[Dataset entries on figures]
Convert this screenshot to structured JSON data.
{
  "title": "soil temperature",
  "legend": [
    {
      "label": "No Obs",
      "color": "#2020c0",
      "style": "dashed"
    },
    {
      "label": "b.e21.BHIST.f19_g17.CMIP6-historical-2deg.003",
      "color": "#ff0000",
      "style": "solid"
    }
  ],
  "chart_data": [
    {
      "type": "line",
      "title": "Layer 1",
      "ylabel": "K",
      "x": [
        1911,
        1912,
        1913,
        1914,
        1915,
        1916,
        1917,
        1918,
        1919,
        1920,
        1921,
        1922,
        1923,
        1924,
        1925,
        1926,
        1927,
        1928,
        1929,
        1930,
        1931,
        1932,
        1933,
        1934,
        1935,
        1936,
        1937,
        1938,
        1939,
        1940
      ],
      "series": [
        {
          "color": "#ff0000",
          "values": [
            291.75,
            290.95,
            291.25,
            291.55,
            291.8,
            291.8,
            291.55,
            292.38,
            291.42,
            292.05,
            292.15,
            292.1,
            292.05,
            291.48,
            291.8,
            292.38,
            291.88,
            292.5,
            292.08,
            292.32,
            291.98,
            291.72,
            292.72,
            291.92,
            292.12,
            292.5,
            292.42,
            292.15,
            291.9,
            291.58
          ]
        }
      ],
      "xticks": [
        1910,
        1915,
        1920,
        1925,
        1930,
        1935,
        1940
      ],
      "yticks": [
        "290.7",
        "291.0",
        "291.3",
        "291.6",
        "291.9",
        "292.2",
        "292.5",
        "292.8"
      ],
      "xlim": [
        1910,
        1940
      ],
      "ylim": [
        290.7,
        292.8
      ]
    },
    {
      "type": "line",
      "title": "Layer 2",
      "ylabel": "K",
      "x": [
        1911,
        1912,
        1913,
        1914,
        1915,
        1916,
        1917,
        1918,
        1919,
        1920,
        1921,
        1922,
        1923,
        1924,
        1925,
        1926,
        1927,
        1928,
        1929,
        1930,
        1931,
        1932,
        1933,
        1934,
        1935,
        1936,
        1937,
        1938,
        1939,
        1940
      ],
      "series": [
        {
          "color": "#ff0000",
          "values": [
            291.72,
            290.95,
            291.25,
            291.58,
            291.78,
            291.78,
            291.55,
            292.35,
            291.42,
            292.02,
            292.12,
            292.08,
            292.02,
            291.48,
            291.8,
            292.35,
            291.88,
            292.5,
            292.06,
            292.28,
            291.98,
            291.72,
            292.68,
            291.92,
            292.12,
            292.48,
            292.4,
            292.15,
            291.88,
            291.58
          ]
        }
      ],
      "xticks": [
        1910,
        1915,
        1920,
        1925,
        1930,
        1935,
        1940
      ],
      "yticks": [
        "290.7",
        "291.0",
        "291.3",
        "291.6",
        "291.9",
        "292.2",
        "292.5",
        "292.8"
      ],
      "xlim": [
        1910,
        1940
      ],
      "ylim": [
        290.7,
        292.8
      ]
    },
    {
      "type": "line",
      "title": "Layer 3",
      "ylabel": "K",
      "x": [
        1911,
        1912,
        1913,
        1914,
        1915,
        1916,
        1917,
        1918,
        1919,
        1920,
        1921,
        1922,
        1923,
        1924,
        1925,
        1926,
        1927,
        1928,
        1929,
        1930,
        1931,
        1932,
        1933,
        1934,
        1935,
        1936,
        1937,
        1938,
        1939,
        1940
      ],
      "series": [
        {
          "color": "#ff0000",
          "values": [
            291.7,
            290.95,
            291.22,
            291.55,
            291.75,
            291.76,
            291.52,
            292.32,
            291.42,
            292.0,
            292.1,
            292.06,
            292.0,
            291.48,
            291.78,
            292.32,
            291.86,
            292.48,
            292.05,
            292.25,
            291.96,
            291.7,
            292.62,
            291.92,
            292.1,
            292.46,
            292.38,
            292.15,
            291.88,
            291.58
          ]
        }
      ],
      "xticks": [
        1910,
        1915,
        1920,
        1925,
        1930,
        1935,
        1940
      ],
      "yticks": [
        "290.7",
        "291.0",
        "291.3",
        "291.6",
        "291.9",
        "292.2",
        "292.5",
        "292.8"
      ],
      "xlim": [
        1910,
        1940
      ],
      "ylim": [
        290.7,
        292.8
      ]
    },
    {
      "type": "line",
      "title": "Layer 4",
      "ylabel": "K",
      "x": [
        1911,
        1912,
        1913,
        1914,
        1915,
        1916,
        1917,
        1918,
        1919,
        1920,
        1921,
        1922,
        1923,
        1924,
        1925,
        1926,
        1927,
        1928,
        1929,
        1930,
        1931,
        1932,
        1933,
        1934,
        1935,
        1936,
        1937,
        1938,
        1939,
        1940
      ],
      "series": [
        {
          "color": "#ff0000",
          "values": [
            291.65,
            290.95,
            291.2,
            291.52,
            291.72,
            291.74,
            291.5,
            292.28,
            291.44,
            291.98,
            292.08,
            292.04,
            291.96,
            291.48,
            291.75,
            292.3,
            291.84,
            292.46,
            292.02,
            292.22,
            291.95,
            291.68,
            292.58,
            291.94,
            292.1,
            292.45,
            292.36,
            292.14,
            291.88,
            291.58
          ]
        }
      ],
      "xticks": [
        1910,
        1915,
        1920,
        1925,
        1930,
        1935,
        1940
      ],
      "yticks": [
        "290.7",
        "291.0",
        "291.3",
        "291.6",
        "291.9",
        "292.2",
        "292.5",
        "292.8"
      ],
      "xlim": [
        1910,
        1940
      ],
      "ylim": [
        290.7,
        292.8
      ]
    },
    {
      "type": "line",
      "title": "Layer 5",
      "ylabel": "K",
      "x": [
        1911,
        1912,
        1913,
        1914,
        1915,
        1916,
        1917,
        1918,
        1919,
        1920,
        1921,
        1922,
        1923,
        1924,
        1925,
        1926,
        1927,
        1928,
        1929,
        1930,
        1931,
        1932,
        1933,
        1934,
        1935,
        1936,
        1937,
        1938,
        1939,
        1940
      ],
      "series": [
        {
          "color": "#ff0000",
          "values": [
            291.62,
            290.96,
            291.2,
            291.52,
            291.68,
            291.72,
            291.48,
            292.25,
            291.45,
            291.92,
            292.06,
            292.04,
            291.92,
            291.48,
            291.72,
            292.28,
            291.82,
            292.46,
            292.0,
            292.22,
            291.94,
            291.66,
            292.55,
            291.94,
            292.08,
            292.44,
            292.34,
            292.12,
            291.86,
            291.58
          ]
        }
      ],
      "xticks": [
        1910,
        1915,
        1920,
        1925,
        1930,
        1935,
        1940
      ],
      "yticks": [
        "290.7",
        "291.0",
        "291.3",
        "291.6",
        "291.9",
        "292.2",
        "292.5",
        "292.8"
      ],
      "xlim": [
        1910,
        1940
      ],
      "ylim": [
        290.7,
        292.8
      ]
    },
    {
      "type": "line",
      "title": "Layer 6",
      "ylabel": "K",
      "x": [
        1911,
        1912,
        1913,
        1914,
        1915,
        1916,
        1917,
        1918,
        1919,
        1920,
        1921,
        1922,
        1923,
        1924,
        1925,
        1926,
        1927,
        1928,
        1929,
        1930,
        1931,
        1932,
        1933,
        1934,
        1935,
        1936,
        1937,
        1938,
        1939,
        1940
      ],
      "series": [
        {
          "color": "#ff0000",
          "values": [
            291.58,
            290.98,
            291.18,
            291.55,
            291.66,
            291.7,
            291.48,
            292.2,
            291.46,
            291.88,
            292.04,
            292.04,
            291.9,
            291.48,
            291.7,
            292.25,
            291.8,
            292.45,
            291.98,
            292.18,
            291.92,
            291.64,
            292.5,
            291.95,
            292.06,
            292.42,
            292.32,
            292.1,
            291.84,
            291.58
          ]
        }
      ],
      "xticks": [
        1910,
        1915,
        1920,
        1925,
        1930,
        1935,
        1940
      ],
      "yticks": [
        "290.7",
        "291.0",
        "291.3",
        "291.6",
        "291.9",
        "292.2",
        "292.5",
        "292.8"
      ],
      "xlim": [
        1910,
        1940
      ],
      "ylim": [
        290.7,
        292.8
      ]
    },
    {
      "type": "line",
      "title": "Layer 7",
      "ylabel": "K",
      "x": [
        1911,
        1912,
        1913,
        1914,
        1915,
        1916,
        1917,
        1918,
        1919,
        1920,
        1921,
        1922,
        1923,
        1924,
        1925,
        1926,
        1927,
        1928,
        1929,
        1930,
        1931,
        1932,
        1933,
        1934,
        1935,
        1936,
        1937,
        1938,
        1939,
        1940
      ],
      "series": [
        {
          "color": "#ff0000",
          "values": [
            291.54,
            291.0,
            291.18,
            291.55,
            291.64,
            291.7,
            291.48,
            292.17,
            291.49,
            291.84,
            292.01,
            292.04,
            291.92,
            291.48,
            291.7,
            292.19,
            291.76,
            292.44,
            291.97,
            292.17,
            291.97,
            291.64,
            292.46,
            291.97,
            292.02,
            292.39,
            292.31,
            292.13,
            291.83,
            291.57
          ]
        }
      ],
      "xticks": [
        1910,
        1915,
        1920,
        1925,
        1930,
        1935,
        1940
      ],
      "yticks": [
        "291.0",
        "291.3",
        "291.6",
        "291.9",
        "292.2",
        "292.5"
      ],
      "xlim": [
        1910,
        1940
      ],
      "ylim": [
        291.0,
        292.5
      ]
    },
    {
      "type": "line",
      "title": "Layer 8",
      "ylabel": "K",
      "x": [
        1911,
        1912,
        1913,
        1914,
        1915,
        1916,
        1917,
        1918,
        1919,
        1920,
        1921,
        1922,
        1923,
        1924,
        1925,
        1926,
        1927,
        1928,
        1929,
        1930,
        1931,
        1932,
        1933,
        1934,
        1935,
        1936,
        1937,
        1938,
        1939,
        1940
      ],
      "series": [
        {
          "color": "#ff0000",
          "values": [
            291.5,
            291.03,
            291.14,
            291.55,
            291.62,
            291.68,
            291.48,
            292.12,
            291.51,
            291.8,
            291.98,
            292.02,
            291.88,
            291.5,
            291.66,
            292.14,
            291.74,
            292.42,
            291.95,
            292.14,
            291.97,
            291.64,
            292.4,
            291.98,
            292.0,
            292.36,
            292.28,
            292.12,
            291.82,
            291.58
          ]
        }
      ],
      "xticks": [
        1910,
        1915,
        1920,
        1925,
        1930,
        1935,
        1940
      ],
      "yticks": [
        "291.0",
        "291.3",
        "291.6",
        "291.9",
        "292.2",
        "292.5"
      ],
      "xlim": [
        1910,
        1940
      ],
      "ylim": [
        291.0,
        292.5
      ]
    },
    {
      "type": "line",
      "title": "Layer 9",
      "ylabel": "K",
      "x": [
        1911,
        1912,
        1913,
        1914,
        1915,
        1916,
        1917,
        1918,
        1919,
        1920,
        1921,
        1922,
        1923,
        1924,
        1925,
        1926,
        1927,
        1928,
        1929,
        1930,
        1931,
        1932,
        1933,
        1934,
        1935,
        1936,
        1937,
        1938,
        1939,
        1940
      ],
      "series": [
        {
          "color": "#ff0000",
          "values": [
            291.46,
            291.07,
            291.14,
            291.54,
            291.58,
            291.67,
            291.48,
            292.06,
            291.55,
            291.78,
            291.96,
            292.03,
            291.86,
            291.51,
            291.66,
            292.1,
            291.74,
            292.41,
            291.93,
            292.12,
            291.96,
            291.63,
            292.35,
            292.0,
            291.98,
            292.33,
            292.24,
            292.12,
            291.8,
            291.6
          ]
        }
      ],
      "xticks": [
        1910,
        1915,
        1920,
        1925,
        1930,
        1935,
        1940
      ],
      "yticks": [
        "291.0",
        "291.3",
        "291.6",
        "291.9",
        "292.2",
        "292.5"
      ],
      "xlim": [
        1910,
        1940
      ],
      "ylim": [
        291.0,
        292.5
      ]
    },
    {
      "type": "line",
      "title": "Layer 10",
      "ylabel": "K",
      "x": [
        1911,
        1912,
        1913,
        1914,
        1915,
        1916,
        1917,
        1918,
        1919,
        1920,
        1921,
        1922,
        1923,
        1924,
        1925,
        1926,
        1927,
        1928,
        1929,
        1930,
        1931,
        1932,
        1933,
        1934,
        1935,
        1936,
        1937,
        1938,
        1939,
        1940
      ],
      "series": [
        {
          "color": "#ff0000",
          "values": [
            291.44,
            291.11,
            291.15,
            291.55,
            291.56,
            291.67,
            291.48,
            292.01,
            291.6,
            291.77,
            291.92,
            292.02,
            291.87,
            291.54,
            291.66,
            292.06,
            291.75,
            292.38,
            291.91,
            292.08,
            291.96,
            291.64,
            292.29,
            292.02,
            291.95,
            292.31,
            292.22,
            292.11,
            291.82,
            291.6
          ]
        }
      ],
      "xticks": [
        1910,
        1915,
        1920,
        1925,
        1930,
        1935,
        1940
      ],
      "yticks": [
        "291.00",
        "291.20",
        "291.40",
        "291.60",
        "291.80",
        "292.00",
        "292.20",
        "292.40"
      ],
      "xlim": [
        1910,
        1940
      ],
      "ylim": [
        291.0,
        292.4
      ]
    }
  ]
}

(REQUIRED TASK) Each line containing "title" counts once; state the total number of such lines and nothing else.

(OUTPUT BELOW) 11